EXERCISE DESCRIPTION ->
Transcribe the records below exactly as they appear, omitting any pictures.

--- Start of DATA PROVIDED ---

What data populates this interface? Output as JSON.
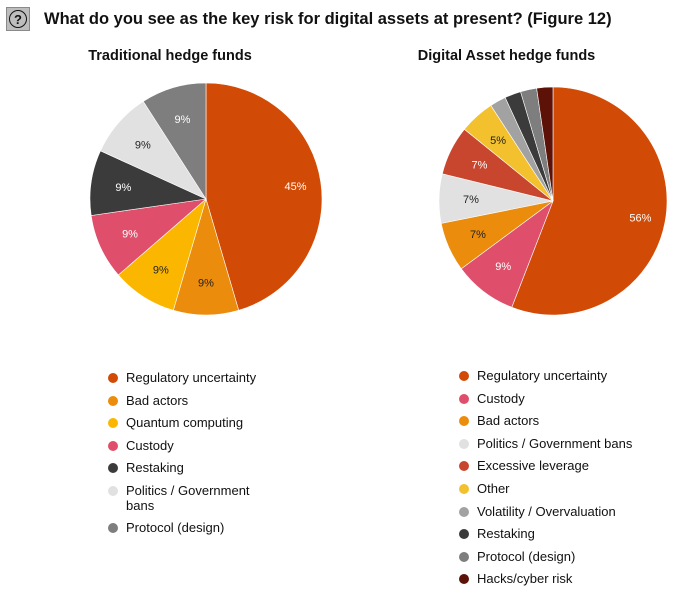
{
  "header": {
    "help_icon": "question-circle-icon",
    "title": "What do you see as the key risk for digital assets at present? (Figure 12)"
  },
  "chart_data": [
    {
      "type": "pie",
      "title": "Traditional hedge funds",
      "value_unit": "%",
      "slices": [
        {
          "label": "Regulatory uncertainty",
          "value": 45,
          "color": "#d14b06"
        },
        {
          "label": "Bad actors",
          "value": 9,
          "color": "#eb8c0c"
        },
        {
          "label": "Quantum computing",
          "value": 9,
          "color": "#fbb700"
        },
        {
          "label": "Custody",
          "value": 9,
          "color": "#df4f6b"
        },
        {
          "label": "Restaking",
          "value": 9,
          "color": "#3b3b3b"
        },
        {
          "label": "Politics / Government bans",
          "legend_label": "Politics / Government\nbans",
          "value": 9,
          "color": "#e1e1e1"
        },
        {
          "label": "Protocol (design)",
          "value": 9,
          "color": "#7e7e7e"
        }
      ],
      "legend_position": "bottom"
    },
    {
      "type": "pie",
      "title": "Digital Asset hedge funds",
      "value_unit": "%",
      "slices": [
        {
          "label": "Regulatory uncertainty",
          "value": 56,
          "color": "#d14b06"
        },
        {
          "label": "Custody",
          "value": 9,
          "color": "#df4f6b"
        },
        {
          "label": "Bad actors",
          "value": 7,
          "color": "#eb8c0c"
        },
        {
          "label": "Politics / Government bans",
          "value": 7,
          "color": "#e1e1e1"
        },
        {
          "label": "Excessive leverage",
          "value": 7,
          "color": "#c9462e"
        },
        {
          "label": "Other",
          "value": 5,
          "color": "#f3c12e"
        },
        {
          "label": "Volatility / Overvaluation",
          "value": 2.3,
          "color": "#a2a2a2"
        },
        {
          "label": "Restaking",
          "value": 2.3,
          "color": "#3b3b3b"
        },
        {
          "label": "Protocol (design)",
          "value": 2.3,
          "color": "#7e7e7e"
        },
        {
          "label": "Hacks/cyber risk",
          "value": 2.3,
          "color": "#5d1207"
        }
      ],
      "legend_position": "bottom"
    }
  ]
}
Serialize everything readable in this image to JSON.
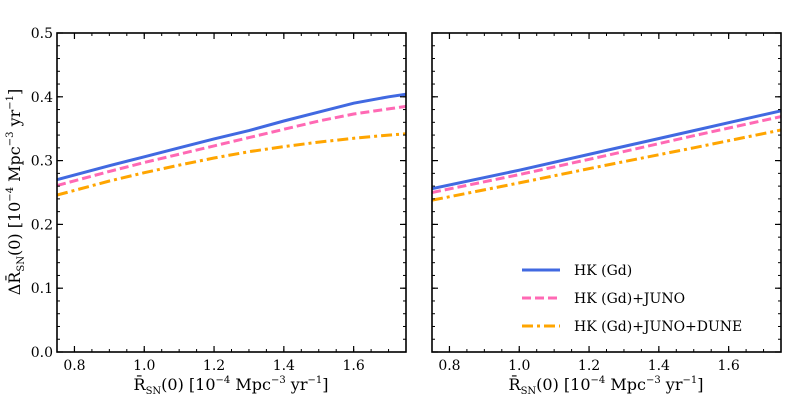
{
  "chart_data": {
    "type": "line",
    "ylabel": {
      "prefix": "Δ",
      "main": "R̄",
      "sub": "SN",
      "rest": "(0) [10",
      "exp1": "−4",
      "units": " Mpc",
      "exp2": "−3",
      "yr": " yr",
      "exp3": "−1",
      "close": "]"
    },
    "xlabel": {
      "main": "R̄",
      "sub": "SN",
      "rest": "(0) [10",
      "exp1": "−4",
      "units": " Mpc",
      "exp2": "−3",
      "yr": " yr",
      "exp3": "−1",
      "close": "]"
    },
    "xlim": [
      0.75,
      1.75
    ],
    "ylim": [
      0.0,
      0.5
    ],
    "xticks": [
      "0.8",
      "1.0",
      "1.2",
      "1.4",
      "1.6"
    ],
    "yticks": [
      "0.0",
      "0.1",
      "0.2",
      "0.3",
      "0.4",
      "0.5"
    ],
    "colors": {
      "hk": "#4169e1",
      "juno": "#ff69b4",
      "dune": "#ffa500"
    },
    "legend_entries": [
      "HK (Gd)",
      "HK (Gd)+JUNO",
      "HK (Gd)+JUNO+DUNE"
    ],
    "panels": [
      {
        "name": "left",
        "series": [
          {
            "name": "HK (Gd)",
            "style": "solid",
            "color": "#4169e1",
            "x": [
              0.75,
              0.9,
              1.0,
              1.1,
              1.2,
              1.3,
              1.4,
              1.5,
              1.6,
              1.7,
              1.75
            ],
            "y": [
              0.27,
              0.292,
              0.306,
              0.32,
              0.334,
              0.347,
              0.362,
              0.376,
              0.39,
              0.4,
              0.404
            ]
          },
          {
            "name": "HK (Gd)+JUNO",
            "style": "dashed",
            "color": "#ff69b4",
            "x": [
              0.75,
              0.9,
              1.0,
              1.1,
              1.2,
              1.3,
              1.4,
              1.5,
              1.6,
              1.7,
              1.75
            ],
            "y": [
              0.261,
              0.283,
              0.297,
              0.31,
              0.323,
              0.336,
              0.349,
              0.362,
              0.373,
              0.381,
              0.385
            ]
          },
          {
            "name": "HK (Gd)+JUNO+DUNE",
            "style": "dashdot",
            "color": "#ffa500",
            "x": [
              0.75,
              0.9,
              1.0,
              1.1,
              1.2,
              1.3,
              1.4,
              1.5,
              1.6,
              1.7,
              1.75
            ],
            "y": [
              0.246,
              0.268,
              0.281,
              0.293,
              0.304,
              0.314,
              0.322,
              0.329,
              0.335,
              0.34,
              0.342
            ]
          }
        ]
      },
      {
        "name": "right",
        "series": [
          {
            "name": "HK (Gd)",
            "style": "solid",
            "color": "#4169e1",
            "x": [
              0.75,
              1.0,
              1.25,
              1.5,
              1.75
            ],
            "y": [
              0.256,
              0.285,
              0.316,
              0.347,
              0.378
            ]
          },
          {
            "name": "HK (Gd)+JUNO",
            "style": "dashed",
            "color": "#ff69b4",
            "x": [
              0.75,
              1.0,
              1.25,
              1.5,
              1.75
            ],
            "y": [
              0.25,
              0.278,
              0.308,
              0.339,
              0.369
            ]
          },
          {
            "name": "HK (Gd)+JUNO+DUNE",
            "style": "dashdot",
            "color": "#ffa500",
            "x": [
              0.75,
              1.0,
              1.25,
              1.5,
              1.75
            ],
            "y": [
              0.238,
              0.265,
              0.293,
              0.32,
              0.348
            ]
          }
        ]
      }
    ]
  }
}
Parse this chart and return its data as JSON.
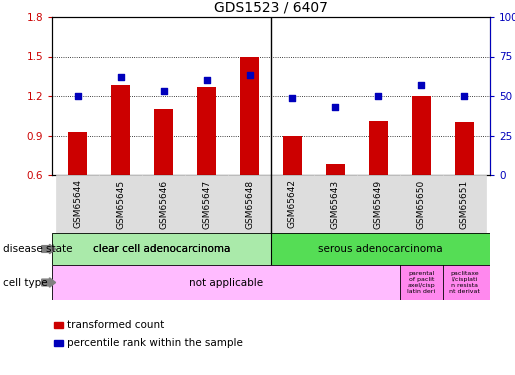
{
  "title": "GDS1523 / 6407",
  "samples": [
    "GSM65644",
    "GSM65645",
    "GSM65646",
    "GSM65647",
    "GSM65648",
    "GSM65642",
    "GSM65643",
    "GSM65649",
    "GSM65650",
    "GSM65651"
  ],
  "transformed_count": [
    0.93,
    1.28,
    1.1,
    1.27,
    1.5,
    0.9,
    0.68,
    1.01,
    1.2,
    1.0
  ],
  "percentile_rank": [
    50,
    62,
    53,
    60,
    63,
    49,
    43,
    50,
    57,
    50
  ],
  "ylim_left": [
    0.6,
    1.8
  ],
  "ylim_right": [
    0,
    100
  ],
  "yticks_left": [
    0.6,
    0.9,
    1.2,
    1.5,
    1.8
  ],
  "yticks_right": [
    0,
    25,
    50,
    75,
    100
  ],
  "bar_color": "#cc0000",
  "dot_color": "#0000bb",
  "bar_width": 0.45,
  "grid_color": "#000000",
  "disease_state_labels": [
    "clear cell adenocarcinoma",
    "serous adenocarcinoma"
  ],
  "cell_type_label_main": "not applicable",
  "cell_type_label_extra1": "parental\nof paclit\naxel/cisp\nlatin deri",
  "cell_type_label_extra2": "paclitaxe\nl/cisplati\nn resista\nnt derivat",
  "cell_type_color_main": "#ffbbff",
  "cell_type_color_extra1": "#ff88ee",
  "cell_type_color_extra2": "#ff88ee",
  "ds_color1": "#aaeaaa",
  "ds_color2": "#55dd55",
  "separator_col": 5,
  "background_color": "#ffffff",
  "tick_label_color_left": "#cc0000",
  "tick_label_color_right": "#0000bb",
  "xtick_bg_color": "#dddddd",
  "legend_red_label": "transformed count",
  "legend_blue_label": "percentile rank within the sample",
  "label_ds": "disease state",
  "label_ct": "cell type"
}
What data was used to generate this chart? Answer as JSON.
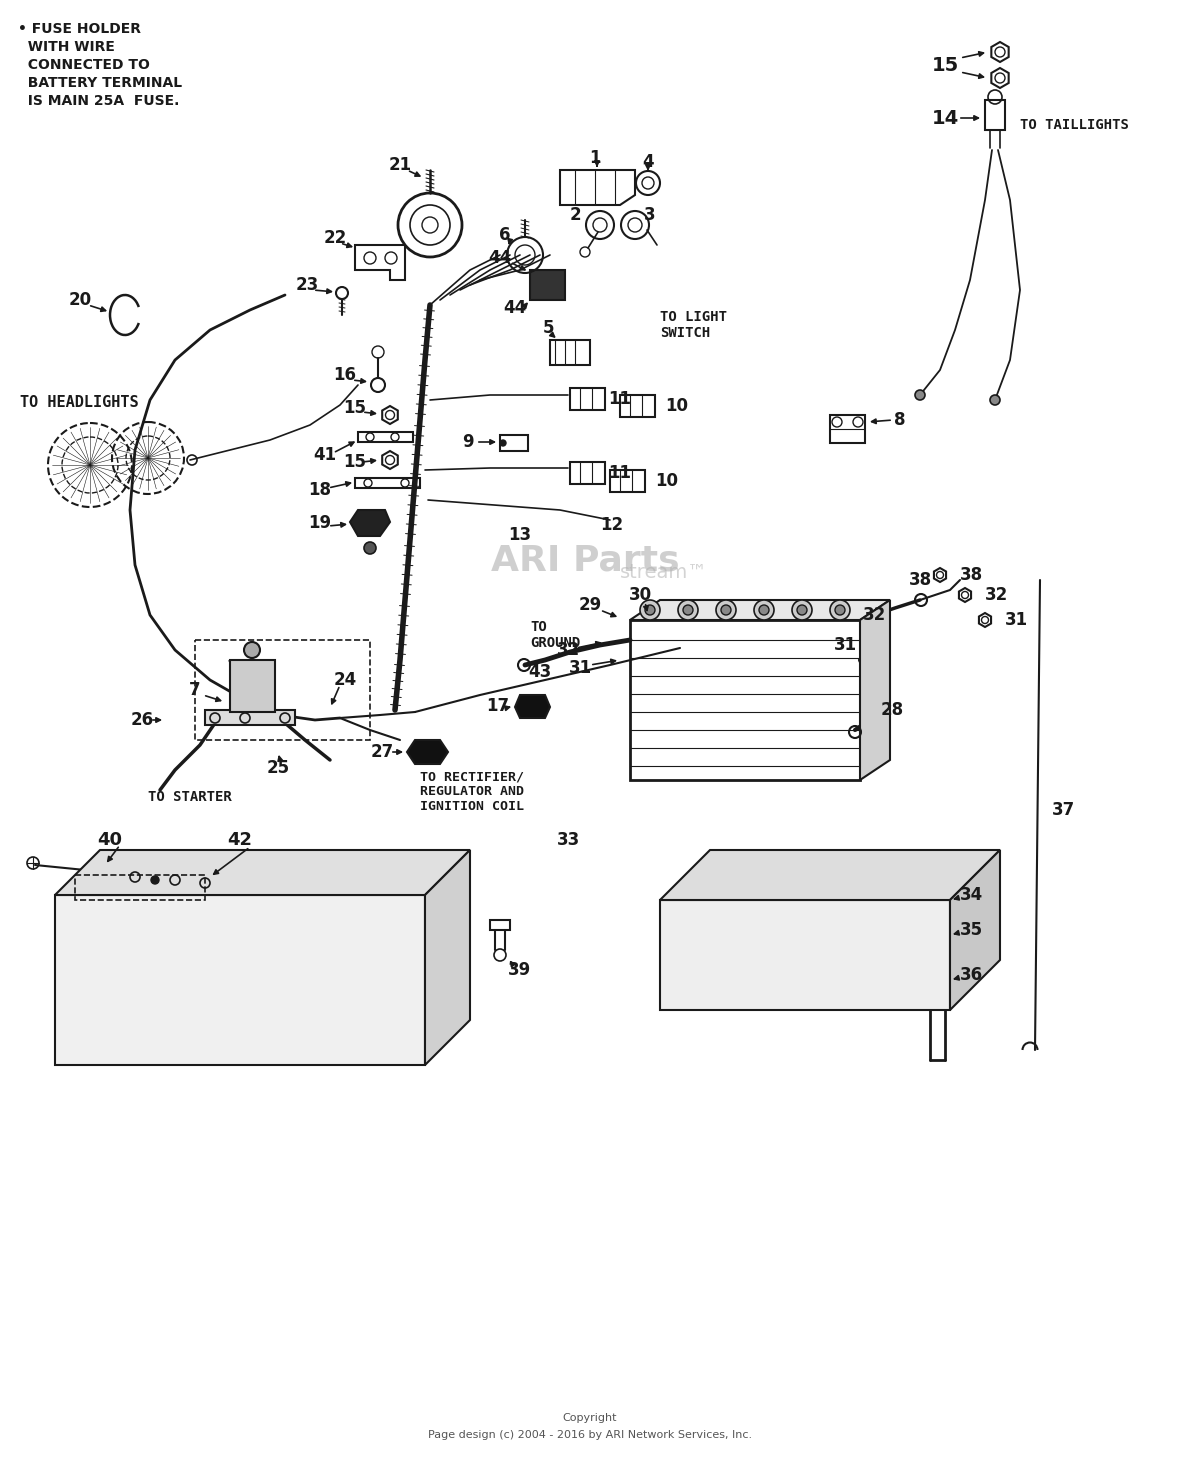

--- End of DATA PROVIDED ---

TASK SOLUTION ->
What data populates this interface? Output as JSON.
{
  "header": {
    "help_icon": "question-circle-icon",
    "title": "What do you see as the key risk for digital assets at present? (Figure 12)"
  },
  "chart_data": [
    {
      "type": "pie",
      "title": "Traditional hedge funds",
      "value_unit": "%",
      "slices": [
        {
          "label": "Regulatory uncertainty",
          "value": 45,
          "color": "#d14b06"
        },
        {
          "label": "Bad actors",
          "value": 9,
          "color": "#eb8c0c"
        },
        {
          "label": "Quantum computing",
          "value": 9,
          "color": "#fbb700"
        },
        {
          "label": "Custody",
          "value": 9,
          "color": "#df4f6b"
        },
        {
          "label": "Restaking",
          "value": 9,
          "color": "#3b3b3b"
        },
        {
          "label": "Politics / Government bans",
          "legend_label": "Politics / Government\nbans",
          "value": 9,
          "color": "#e1e1e1"
        },
        {
          "label": "Protocol (design)",
          "value": 9,
          "color": "#7e7e7e"
        }
      ],
      "legend_position": "bottom"
    },
    {
      "type": "pie",
      "title": "Digital Asset hedge funds",
      "value_unit": "%",
      "slices": [
        {
          "label": "Regulatory uncertainty",
          "value": 56,
          "color": "#d14b06"
        },
        {
          "label": "Custody",
          "value": 9,
          "color": "#df4f6b"
        },
        {
          "label": "Bad actors",
          "value": 7,
          "color": "#eb8c0c"
        },
        {
          "label": "Politics / Government bans",
          "value": 7,
          "color": "#e1e1e1"
        },
        {
          "label": "Excessive leverage",
          "value": 7,
          "color": "#c9462e"
        },
        {
          "label": "Other",
          "value": 5,
          "color": "#f3c12e"
        },
        {
          "label": "Volatility / Overvaluation",
          "value": 2.3,
          "color": "#a2a2a2"
        },
        {
          "label": "Restaking",
          "value": 2.3,
          "color": "#3b3b3b"
        },
        {
          "label": "Protocol (design)",
          "value": 2.3,
          "color": "#7e7e7e"
        },
        {
          "label": "Hacks/cyber risk",
          "value": 2.3,
          "color": "#5d1207"
        }
      ],
      "legend_position": "bottom"
    }
  ]
}
Serialize everything readable in this image to JSON.
{
  "chart_data": {
    "type": "line",
    "ylabel": {
      "prefix": "Δ",
      "main": "R̄",
      "sub": "SN",
      "rest": "(0) [10",
      "exp1": "−4",
      "units": " Mpc",
      "exp2": "−3",
      "yr": " yr",
      "exp3": "−1",
      "close": "]"
    },
    "xlabel": {
      "main": "R̄",
      "sub": "SN",
      "rest": "(0) [10",
      "exp1": "−4",
      "units": " Mpc",
      "exp2": "−3",
      "yr": " yr",
      "exp3": "−1",
      "close": "]"
    },
    "xlim": [
      0.75,
      1.75
    ],
    "ylim": [
      0.0,
      0.5
    ],
    "xticks": [
      "0.8",
      "1.0",
      "1.2",
      "1.4",
      "1.6"
    ],
    "yticks": [
      "0.0",
      "0.1",
      "0.2",
      "0.3",
      "0.4",
      "0.5"
    ],
    "colors": {
      "hk": "#4169e1",
      "juno": "#ff69b4",
      "dune": "#ffa500"
    },
    "legend_entries": [
      "HK (Gd)",
      "HK (Gd)+JUNO",
      "HK (Gd)+JUNO+DUNE"
    ],
    "panels": [
      {
        "name": "left",
        "series": [
          {
            "name": "HK (Gd)",
            "style": "solid",
            "color": "#4169e1",
            "x": [
              0.75,
              0.9,
              1.0,
              1.1,
              1.2,
              1.3,
              1.4,
              1.5,
              1.6,
              1.7,
              1.75
            ],
            "y": [
              0.27,
              0.292,
              0.306,
              0.32,
              0.334,
              0.347,
              0.362,
              0.376,
              0.39,
              0.4,
              0.404
            ]
          },
          {
            "name": "HK (Gd)+JUNO",
            "style": "dashed",
            "color": "#ff69b4",
            "x": [
              0.75,
              0.9,
              1.0,
              1.1,
              1.2,
              1.3,
              1.4,
              1.5,
              1.6,
              1.7,
              1.75
            ],
            "y": [
              0.261,
              0.283,
              0.297,
              0.31,
              0.323,
              0.336,
              0.349,
              0.362,
              0.373,
              0.381,
              0.385
            ]
          },
          {
            "name": "HK (Gd)+JUNO+DUNE",
            "style": "dashdot",
            "color": "#ffa500",
            "x": [
              0.75,
              0.9,
              1.0,
              1.1,
              1.2,
              1.3,
              1.4,
              1.5,
              1.6,
              1.7,
              1.75
            ],
            "y": [
              0.246,
              0.268,
              0.281,
              0.293,
              0.304,
              0.314,
              0.322,
              0.329,
              0.335,
              0.34,
              0.342
            ]
          }
        ]
      },
      {
        "name": "right",
        "series": [
          {
            "name": "HK (Gd)",
            "style": "solid",
            "color": "#4169e1",
            "x": [
              0.75,
              1.0,
              1.25,
              1.5,
              1.75
            ],
            "y": [
              0.256,
              0.285,
              0.316,
              0.347,
              0.378
            ]
          },
          {
            "name": "HK (Gd)+JUNO",
            "style": "dashed",
            "color": "#ff69b4",
            "x": [
              0.75,
              1.0,
              1.25,
              1.5,
              1.75
            ],
            "y": [
              0.25,
              0.278,
              0.308,
              0.339,
              0.369
            ]
          },
          {
            "name": "HK (Gd)+JUNO+DUNE",
            "style": "dashdot",
            "color": "#ffa500",
            "x": [
              0.75,
              1.0,
              1.25,
              1.5,
              1.75
            ],
            "y": [
              0.238,
              0.265,
              0.293,
              0.32,
              0.348
            ]
          }
        ]
      }
    ]
  }
}
Parse this chart and return its data as JSON.
{
  "title": "GDS1523 / 6407",
  "samples": [
    "GSM65644",
    "GSM65645",
    "GSM65646",
    "GSM65647",
    "GSM65648",
    "GSM65642",
    "GSM65643",
    "GSM65649",
    "GSM65650",
    "GSM65651"
  ],
  "transformed_count": [
    0.93,
    1.28,
    1.1,
    1.27,
    1.5,
    0.9,
    0.68,
    1.01,
    1.2,
    1.0
  ],
  "percentile_rank": [
    50,
    62,
    53,
    60,
    63,
    49,
    43,
    50,
    57,
    50
  ],
  "ylim_left": [
    0.6,
    1.8
  ],
  "ylim_right": [
    0,
    100
  ],
  "yticks_left": [
    0.6,
    0.9,
    1.2,
    1.5,
    1.8
  ],
  "yticks_right": [
    0,
    25,
    50,
    75,
    100
  ],
  "bar_color": "#cc0000",
  "dot_color": "#0000bb",
  "bar_width": 0.45,
  "grid_color": "#000000",
  "disease_state_labels": [
    "clear cell adenocarcinoma",
    "serous adenocarcinoma"
  ],
  "cell_type_label_main": "not applicable",
  "cell_type_label_extra1": "parental\nof paclit\naxel/cisp\nlatin deri",
  "cell_type_label_extra2": "paclitaxe\nl/cisplati\nn resista\nnt derivat",
  "cell_type_color_main": "#ffbbff",
  "cell_type_color_extra1": "#ff88ee",
  "cell_type_color_extra2": "#ff88ee",
  "ds_color1": "#aaeaaa",
  "ds_color2": "#55dd55",
  "separator_col": 5,
  "background_color": "#ffffff",
  "tick_label_color_left": "#cc0000",
  "tick_label_color_right": "#0000bb",
  "xtick_bg_color": "#dddddd",
  "legend_red_label": "transformed count",
  "legend_blue_label": "percentile rank within the sample",
  "label_ds": "disease state",
  "label_ct": "cell type"
}
What data was used to generate this chart? Answer as JSON.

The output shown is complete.